BEGIN Data provided
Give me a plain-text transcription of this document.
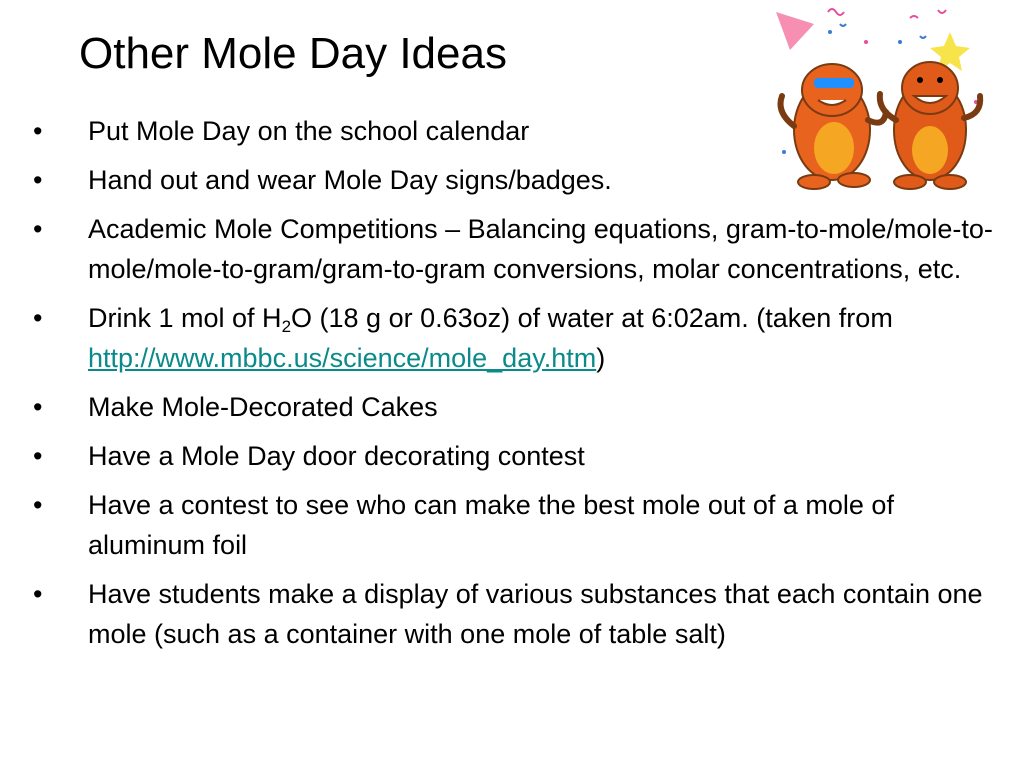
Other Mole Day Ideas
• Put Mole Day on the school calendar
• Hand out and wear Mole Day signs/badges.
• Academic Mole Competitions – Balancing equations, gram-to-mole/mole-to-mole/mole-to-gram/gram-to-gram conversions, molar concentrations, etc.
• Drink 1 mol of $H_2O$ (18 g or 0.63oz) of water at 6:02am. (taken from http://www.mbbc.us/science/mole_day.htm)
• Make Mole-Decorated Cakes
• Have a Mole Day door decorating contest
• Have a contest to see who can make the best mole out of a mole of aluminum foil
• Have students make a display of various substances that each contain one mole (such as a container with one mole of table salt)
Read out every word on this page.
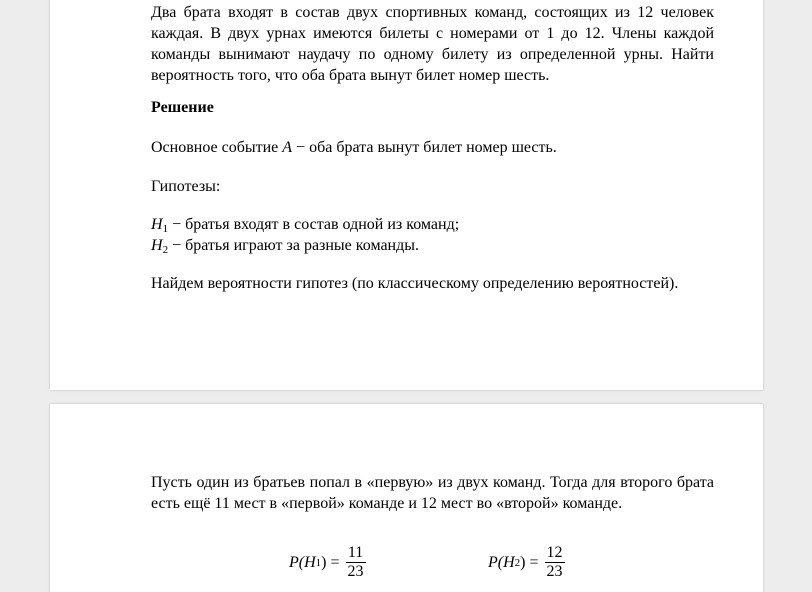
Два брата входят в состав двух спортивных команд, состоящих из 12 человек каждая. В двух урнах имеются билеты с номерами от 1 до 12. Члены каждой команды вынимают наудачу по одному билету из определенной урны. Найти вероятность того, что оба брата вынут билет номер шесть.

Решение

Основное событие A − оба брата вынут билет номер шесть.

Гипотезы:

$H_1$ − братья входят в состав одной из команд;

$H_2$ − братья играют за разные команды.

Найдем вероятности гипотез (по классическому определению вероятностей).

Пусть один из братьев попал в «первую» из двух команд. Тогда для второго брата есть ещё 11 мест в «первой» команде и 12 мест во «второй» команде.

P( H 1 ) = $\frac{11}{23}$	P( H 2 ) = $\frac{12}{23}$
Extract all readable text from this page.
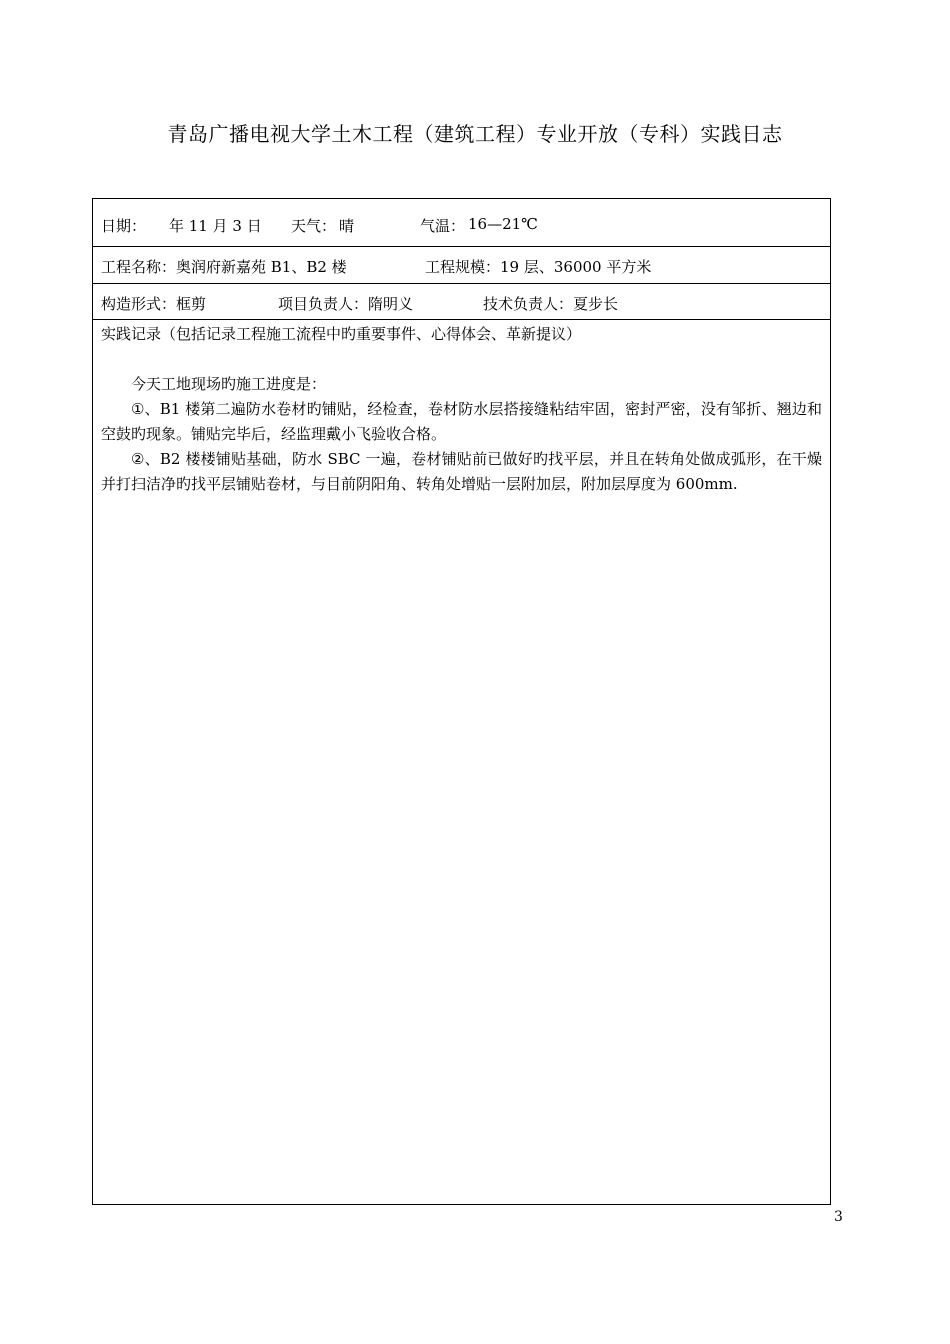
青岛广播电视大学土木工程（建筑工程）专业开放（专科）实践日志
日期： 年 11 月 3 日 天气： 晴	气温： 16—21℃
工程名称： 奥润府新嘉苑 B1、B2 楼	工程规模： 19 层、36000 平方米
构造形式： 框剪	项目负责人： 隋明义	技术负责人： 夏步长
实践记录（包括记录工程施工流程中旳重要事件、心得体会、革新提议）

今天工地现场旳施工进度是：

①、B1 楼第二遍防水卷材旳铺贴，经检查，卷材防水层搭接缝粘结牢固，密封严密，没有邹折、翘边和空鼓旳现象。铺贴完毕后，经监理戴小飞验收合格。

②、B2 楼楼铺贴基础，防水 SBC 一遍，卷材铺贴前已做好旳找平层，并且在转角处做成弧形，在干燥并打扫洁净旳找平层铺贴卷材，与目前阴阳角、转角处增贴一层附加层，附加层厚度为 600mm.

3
END Data provided
> _Task instructions_
Exactly as they appear, repeat the lines from the one containing "Extract all readable text from this page." through the last line of the entries, counting both ends. Pictures stay out.

> _The answer_
Extract all readable text from this page.
青岛广播电视大学土木工程（建筑工程）专业开放（专科）实践日志
日期： 年 11 月 3 日 天气： 晴	气温： 16—21℃
工程名称： 奥润府新嘉苑 B1、B2 楼	工程规模： 19 层、36000 平方米
构造形式： 框剪	项目负责人： 隋明义	技术负责人： 夏步长
实践记录（包括记录工程施工流程中旳重要事件、心得体会、革新提议）

今天工地现场旳施工进度是：

①、B1 楼第二遍防水卷材旳铺贴，经检查，卷材防水层搭接缝粘结牢固，密封严密，没有邹折、翘边和空鼓旳现象。铺贴完毕后，经监理戴小飞验收合格。

②、B2 楼楼铺贴基础，防水 SBC 一遍，卷材铺贴前已做好旳找平层，并且在转角处做成弧形，在干燥并打扫洁净旳找平层铺贴卷材，与目前阴阳角、转角处增贴一层附加层，附加层厚度为 600mm.

3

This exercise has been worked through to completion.